§ **SET EXERCISE**:
Pull each line holding the word "loài" from the data.

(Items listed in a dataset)
— Begin —
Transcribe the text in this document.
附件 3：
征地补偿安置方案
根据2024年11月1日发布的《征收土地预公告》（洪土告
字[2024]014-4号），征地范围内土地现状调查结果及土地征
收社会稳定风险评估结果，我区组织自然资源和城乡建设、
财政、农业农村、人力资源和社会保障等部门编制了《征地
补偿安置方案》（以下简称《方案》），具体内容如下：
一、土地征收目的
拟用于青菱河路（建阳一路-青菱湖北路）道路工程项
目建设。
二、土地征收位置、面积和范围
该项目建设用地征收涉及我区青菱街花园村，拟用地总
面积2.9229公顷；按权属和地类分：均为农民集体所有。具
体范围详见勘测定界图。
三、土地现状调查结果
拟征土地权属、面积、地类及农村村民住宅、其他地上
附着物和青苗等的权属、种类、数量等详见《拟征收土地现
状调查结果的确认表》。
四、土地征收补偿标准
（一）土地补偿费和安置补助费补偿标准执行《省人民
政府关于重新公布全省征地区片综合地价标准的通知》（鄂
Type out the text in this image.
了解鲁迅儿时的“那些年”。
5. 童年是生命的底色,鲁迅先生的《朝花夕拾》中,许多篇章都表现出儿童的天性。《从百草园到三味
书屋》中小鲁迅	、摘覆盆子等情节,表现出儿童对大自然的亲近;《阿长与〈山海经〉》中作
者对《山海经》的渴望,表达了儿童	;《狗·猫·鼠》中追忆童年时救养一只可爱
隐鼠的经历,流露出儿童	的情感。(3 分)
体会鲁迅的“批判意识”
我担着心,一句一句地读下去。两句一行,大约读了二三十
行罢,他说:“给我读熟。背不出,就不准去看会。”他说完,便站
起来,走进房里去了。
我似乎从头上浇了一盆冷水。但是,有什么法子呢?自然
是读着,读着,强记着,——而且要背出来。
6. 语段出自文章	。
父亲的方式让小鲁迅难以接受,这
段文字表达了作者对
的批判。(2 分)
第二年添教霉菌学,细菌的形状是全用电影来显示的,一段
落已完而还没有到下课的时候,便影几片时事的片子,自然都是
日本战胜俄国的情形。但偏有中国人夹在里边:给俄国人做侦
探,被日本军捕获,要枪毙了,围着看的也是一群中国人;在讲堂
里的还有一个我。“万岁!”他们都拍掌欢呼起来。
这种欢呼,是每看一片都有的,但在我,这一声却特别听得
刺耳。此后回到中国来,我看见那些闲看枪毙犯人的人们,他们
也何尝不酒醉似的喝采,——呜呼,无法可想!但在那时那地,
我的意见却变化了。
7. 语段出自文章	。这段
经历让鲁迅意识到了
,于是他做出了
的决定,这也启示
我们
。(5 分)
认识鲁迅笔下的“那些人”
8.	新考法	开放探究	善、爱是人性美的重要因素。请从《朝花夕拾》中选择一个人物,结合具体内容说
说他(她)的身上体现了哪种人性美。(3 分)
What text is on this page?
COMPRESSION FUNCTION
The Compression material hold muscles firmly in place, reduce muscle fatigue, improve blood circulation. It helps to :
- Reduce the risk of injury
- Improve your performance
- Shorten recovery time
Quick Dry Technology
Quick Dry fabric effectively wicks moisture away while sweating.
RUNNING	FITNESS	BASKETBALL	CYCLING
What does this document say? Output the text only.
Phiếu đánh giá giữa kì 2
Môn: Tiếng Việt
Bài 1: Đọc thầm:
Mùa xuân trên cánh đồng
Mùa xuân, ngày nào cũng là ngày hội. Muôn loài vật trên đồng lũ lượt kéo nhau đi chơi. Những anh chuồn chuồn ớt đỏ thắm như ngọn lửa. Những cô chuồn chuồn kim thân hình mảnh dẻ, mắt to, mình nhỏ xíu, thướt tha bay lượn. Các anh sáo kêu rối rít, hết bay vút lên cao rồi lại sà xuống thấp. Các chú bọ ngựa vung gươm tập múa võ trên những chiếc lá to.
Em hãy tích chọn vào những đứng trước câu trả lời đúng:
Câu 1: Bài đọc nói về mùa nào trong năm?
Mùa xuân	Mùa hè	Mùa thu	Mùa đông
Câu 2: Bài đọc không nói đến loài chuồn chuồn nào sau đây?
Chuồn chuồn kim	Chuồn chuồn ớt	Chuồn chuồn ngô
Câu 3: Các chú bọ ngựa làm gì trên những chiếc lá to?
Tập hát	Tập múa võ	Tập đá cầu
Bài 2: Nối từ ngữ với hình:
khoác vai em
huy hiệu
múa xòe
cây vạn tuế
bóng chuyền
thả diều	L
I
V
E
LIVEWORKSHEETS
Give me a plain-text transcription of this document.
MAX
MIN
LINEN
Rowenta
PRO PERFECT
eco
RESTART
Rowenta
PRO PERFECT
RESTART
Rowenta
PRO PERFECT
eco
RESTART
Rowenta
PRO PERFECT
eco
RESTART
— End —
§ **WRITTEN SOLUTION**:
Mùa xuân, ngày nào cũng là ngày hội. Muôn loài vật trên đồng lũ lượt kéo nhau đi chơi. Những anh chuồn chuồn ớt đỏ thắm như ngọn lửa. Những cô chuồn chuồn kim thân hình mảnh dẻ, mắt to, mình nhỏ xíu, thướt tha bay lượn. Các anh sáo kêu rối rít, hết bay vút lên cao rồi lại sà xuống thấp. Các chú bọ ngựa vung gươm tập múa võ trên những chiếc lá to.
Câu 2: Bài đọc không nói đến loài chuồn chuồn nào sau đây?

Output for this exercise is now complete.